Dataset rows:
------------
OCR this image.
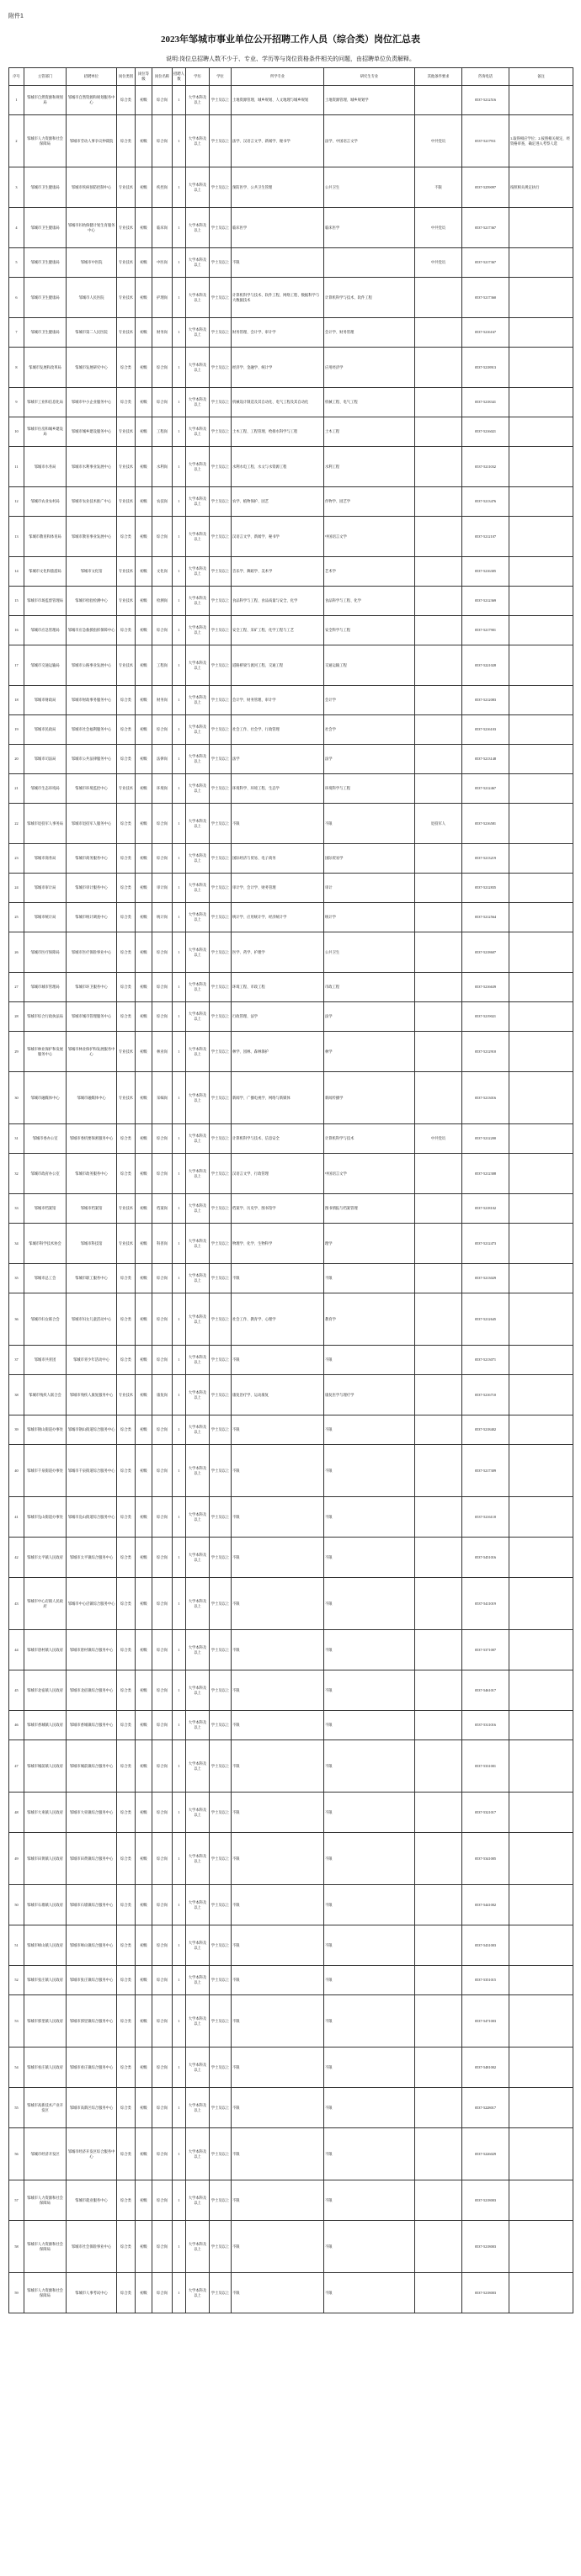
附件1
2023年邹城市事业单位公开招聘工作人员（综合类）岗位汇总表
说明:岗位总招聘人数不少于、专业、学历等与岗位资格条件相关的问题，由招聘单位负责解释。
序号	主管部门	招聘单位	岗位类别	岗位等级	岗位名称	招聘人数	学历	学位	所学专业	研究生专业	其他条件要求	咨询电话	备注
1	邹城市自然资源和规划局	邹城市自然资源和规划服务中心	综合类	初级	综合岗	1	大学本科及以上	学士及以上	土地资源管理、城乡规划、人文地理与城乡规划	土地资源管理、城乡规划学		0537-5212516	
2	邹城市人力资源和社会保障局	邹城市劳动人事争议仲裁院	综合类	初级	综合岗	1	大学本科及以上	学士及以上	法学、汉语言文学、新闻学、秘书学	法学、中国语言文学	中共党员	0537-5217911	1.取得相应学位；2.按照相关规定，经资格审查，确定进入考察人选
3	邹城市卫生健康局	邹城市疾病预防控制中心	专业技术	初级	疾控岗	1	大学本科及以上	学士及以上	预防医学、公共卫生管理	公共卫生	不限	0537-5259097	按照相关规定执行
4	邹城市卫生健康局	邹城市妇幼保健计划生育服务中心	专业技术	初级	临床岗	1	大学本科及以上	学士及以上	临床医学	临床医学	中共党员	0537-5217367	
5	邹城市卫生健康局	邹城市中医院	专业技术	初级	中医岗	1	大学本科及以上	学士及以上	不限		中共党员	0537-5217367	
6	邹城市卫生健康局	邹城市人民医院	专业技术	初级	护理岗	1	大学本科及以上	学士及以上	计算机科学与技术、软件工程、网络工程、数据科学与大数据技术	计算机科学与技术、软件工程		0537-5217360	
7	邹城市卫生健康局	邹城市第二人民医院	专业技术	初级	财务岗	1	大学本科及以上	学士及以上	财务管理、会计学、审计学	会计学、财务管理		0537-5216167	
8	邹城市发展和改革局	邹城市发展研究中心	综合类	初级	综合岗	1	大学本科及以上	学士及以上	经济学、金融学、统计学	应用经济学		0537-5218913	
9	邹城市工业和信息化局	邹城市中小企业服务中心	综合类	初级	综合岗	1	大学本科及以上	学士及以上	机械设计制造及其自动化、电气工程及其自动化	机械工程、电气工程		0537-5218341	
10	邹城市住房和城乡建设局	邹城市城乡建设服务中心	专业技术	初级	工程岗	1	大学本科及以上	学士及以上	土木工程、工程管理、给排水科学与工程	土木工程		0537-5216021	
11	邹城市水务局	邹城市水利事业发展中心	专业技术	初级	水利岗	1	大学本科及以上	学士及以上	水利水电工程、水文与水资源工程	水利工程		0537-5211032	
12	邹城市农业农村局	邹城市农业技术推广中心	专业技术	初级	农技岗	1	大学本科及以上	学士及以上	农学、植物保护、园艺	作物学、园艺学		0537-5213476	
13	邹城市教育和体育局	邹城市教育事业发展中心	综合类	初级	综合岗	1	大学本科及以上	学士及以上	汉语言文学、新闻学、秘书学	中国语言文学		0537-5212107	
14	邹城市文化和旅游局	邹城市文化馆	专业技术	初级	文化岗	1	大学本科及以上	学士及以上	音乐学、舞蹈学、美术学	艺术学		0537-5216305	
15	邹城市市场监督管理局	邹城市检验检测中心	专业技术	初级	检测岗	1	大学本科及以上	学士及以上	食品科学与工程、食品质量与安全、化学	食品科学与工程、化学		0537-5212369	
16	邹城市应急管理局	邹城市应急救援指挥保障中心	综合类	初级	综合岗	1	大学本科及以上	学士及以上	安全工程、采矿工程、化学工程与工艺	安全科学与工程		0537-5217901	
17	邹城市交通运输局	邹城市公路事业发展中心	专业技术	初级	工程岗	1	大学本科及以上	学士及以上	道路桥梁与渡河工程、交通工程	交通运输工程		0537-5221028	
18	邹城市财政局	邹城市财政事务服务中心	综合类	初级	财务岗	1	大学本科及以上	学士及以上	会计学、财务管理、审计学	会计学		0537-5212083	
19	邹城市民政局	邹城市社会福利服务中心	综合类	初级	综合岗	1	大学本科及以上	学士及以上	社会工作、社会学、行政管理	社会学		0537-5216103	
20	邹城市司法局	邹城市公共法律服务中心	综合类	初级	法律岗	1	大学本科及以上	学士及以上	法学	法学		0537-5213148	
21	邹城市生态环境局	邹城市环境监控中心	专业技术	初级	环境岗	1	大学本科及以上	学士及以上	环境科学、环境工程、生态学	环境科学与工程		0537-5212467	
22	邹城市退役军人事务局	邹城市退役军人服务中心	综合类	初级	综合岗	1	大学本科及以上	学士及以上	不限	不限	退役军人	0537-5216581	
23	邹城市商务局	邹城市商务服务中心	综合类	初级	综合岗	1	大学本科及以上	学士及以上	国际经济与贸易、电子商务	国际贸易学		0537-5213219	
24	邹城市审计局	邹城市审计服务中心	综合类	初级	审计岗	1	大学本科及以上	学士及以上	审计学、会计学、财务管理	审计		0537-5212835	
25	邹城市统计局	邹城市统计调查中心	综合类	初级	统计岗	1	大学本科及以上	学士及以上	统计学、应用统计学、经济统计学	统计学		0537-5212564	
26	邹城市医疗保障局	邹城市医疗保险事业中心	综合类	初级	综合岗	1	大学本科及以上	学士及以上	医学、药学、护理学	公共卫生		0537-5218607	
27	邹城市城市管理局	邹城市环卫服务中心	综合类	初级	综合岗	1	大学本科及以上	学士及以上	环境工程、市政工程	市政工程		0537-5216639	
28	邹城市综合行政执法局	邹城市城市管理服务中心	综合类	初级	综合岗	1	大学本科及以上	学士及以上	行政管理、法学	法学		0537-5219021	
29	邹城市林业保护和发展服务中心	邹城市林业保护和发展服务中心	专业技术	初级	林业岗	1	大学本科及以上	学士及以上	林学、园林、森林保护	林学		0537-5212910	
30	邹城市融媒体中心	邹城市融媒体中心	专业技术	初级	采编岗	1	大学本科及以上	学士及以上	新闻学、广播电视学、网络与新媒体	新闻传播学		0537-5213016	
31	邹城市委办公室	邹城市委机要保密服务中心	综合类	初级	综合岗	1	大学本科及以上	学士及以上	计算机科学与技术、信息安全	计算机科学与技术	中共党员	0537-5212200	
32	邹城市政府办公室	邹城市政务服务中心	综合类	初级	综合岗	1	大学本科及以上	学士及以上	汉语言文学、行政管理	中国语言文学		0537-5212308	
33	邹城市档案馆	邹城市档案馆	专业技术	初级	档案岗	1	大学本科及以上	学士及以上	档案学、历史学、图书馆学	图书情报与档案管理		0537-5218102	
34	邹城市科学技术协会	邹城市科技馆	专业技术	初级	科普岗	1	大学本科及以上	学士及以上	物理学、化学、生物科学	理学		0537-5212473	
35	邹城市总工会	邹城市职工服务中心	综合类	初级	综合岗	1	大学本科及以上	学士及以上	不限	不限		0537-5213029	
36	邹城市妇女联合会	邹城市妇女儿童活动中心	综合类	初级	综合岗	1	大学本科及以上	学士及以上	社会工作、教育学、心理学	教育学		0537-5212645	
37	邹城市共青团	邹城市青少年活动中心	综合类	初级	综合岗	1	大学本科及以上	学士及以上	不限	不限		0537-5213071	
38	邹城市残疾人联合会	邹城市残疾人康复服务中心	专业技术	初级	康复岗	1	大学本科及以上	学士及以上	康复治疗学、运动康复	康复医学与理疗学		0537-5216710	
39	邹城市钢山街道办事处	邹城市钢山街道综合服务中心	综合类	初级	综合岗	1	大学本科及以上	学士及以上	不限	不限		0537-5218402	
40	邹城市千泉街道办事处	邹城市千泉街道综合服务中心	综合类	初级	综合岗	1	大学本科及以上	学士及以上	不限	不限		0537-5217309	
41	邹城市凫山街道办事处	邹城市凫山街道综合服务中心	综合类	初级	综合岗	1	大学本科及以上	学士及以上	不限	不限		0537-5216118	
42	邹城市太平镇人民政府	邹城市太平镇综合服务中心	综合类	初级	综合岗	1	大学本科及以上	学士及以上	不限	不限		0537-5451016	
43	邹城市中心店镇人民政府	邹城市中心店镇综合服务中心	综合类	初级	综合岗	1	大学本科及以上	学士及以上	不限	不限		0537-5411019	
44	邹城市唐村镇人民政府	邹城市唐村镇综合服务中心	综合类	初级	综合岗	1	大学本科及以上	学士及以上	不限	不限		0537-5371007	
45	邹城市北宿镇人民政府	邹城市北宿镇综合服务中心	综合类	初级	综合岗	1	大学本科及以上	学士及以上	不限	不限		0537-5461017	
46	邹城市香城镇人民政府	邹城市香城镇综合服务中心	综合类	初级	综合岗	1	大学本科及以上	学士及以上	不限	不限		0537-5311016	
47	邹城市城前镇人民政府	邹城市城前镇综合服务中心	综合类	初级	综合岗	1	大学本科及以上	学士及以上	不限	不限		0537-5331001	
48	邹城市大束镇人民政府	邹城市大束镇综合服务中心	综合类	初级	综合岗	1	大学本科及以上	学士及以上	不限	不限		0537-5321017	
49	邹城市田黄镇人民政府	邹城市田黄镇综合服务中心	综合类	初级	综合岗	1	大学本科及以上	学士及以上	不限	不限		0537-5341005	
50	邹城市石墙镇人民政府	邹城市石墙镇综合服务中心	综合类	初级	综合岗	1	大学本科及以上	学士及以上	不限	不限		0537-5441002	
51	邹城市峄山镇人民政府	邹城市峄山镇综合服务中心	综合类	初级	综合岗	1	大学本科及以上	学士及以上	不限	不限		0537-5431003	
52	邹城市张庄镇人民政府	邹城市张庄镇综合服务中心	综合类	初级	综合岗	1	大学本科及以上	学士及以上	不限	不限		0537-5351015	
53	邹城市郭里镇人民政府	邹城市郭里镇综合服务中心	综合类	初级	综合岗	1	大学本科及以上	学士及以上	不限	不限		0537-5471003	
54	邹城市看庄镇人民政府	邹城市看庄镇综合服务中心	综合类	初级	综合岗	1	大学本科及以上	学士及以上	不限	不限		0537-5481002	
55	邹城市高新技术产业开发区	邹城市高新区综合服务中心	综合类	初级	综合岗	1	大学本科及以上	学士及以上	不限	不限		0537-5228017	
56	邹城市经济开发区	邹城市经济开发区综合服务中心	综合类	初级	综合岗	1	大学本科及以上	学士及以上	不限	不限		0537-5226029	
57	邹城市人力资源和社会保障局	邹城市就业服务中心	综合类	初级	综合岗	1	大学本科及以上	学士及以上	不限	不限		0537-5218003	
58	邹城市人力资源和社会保障局	邹城市社会保险事业中心	综合类	初级	综合岗	1	大学本科及以上	学士及以上	不限	不限		0537-5218003	
59	邹城市人力资源和社会保障局	邹城市人事考试中心	综合类	初级	综合岗	1	大学本科及以上	学士及以上	不限	不限		0537-5218003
------------
Extract, from the listing above, every line where the string "环境工程" occurs.

* _Output of the task_:
21	邹城市生态环境局	邹城市环境监控中心	专业技术	初级	环境岗	1	大学本科及以上	学士及以上	环境科学、环境工程、生态学	环境科学与工程		0537-5212467	
27	邹城市城市管理局	邹城市环卫服务中心	综合类	初级	综合岗	1	大学本科及以上	学士及以上	环境工程、市政工程	市政工程		0537-5216639	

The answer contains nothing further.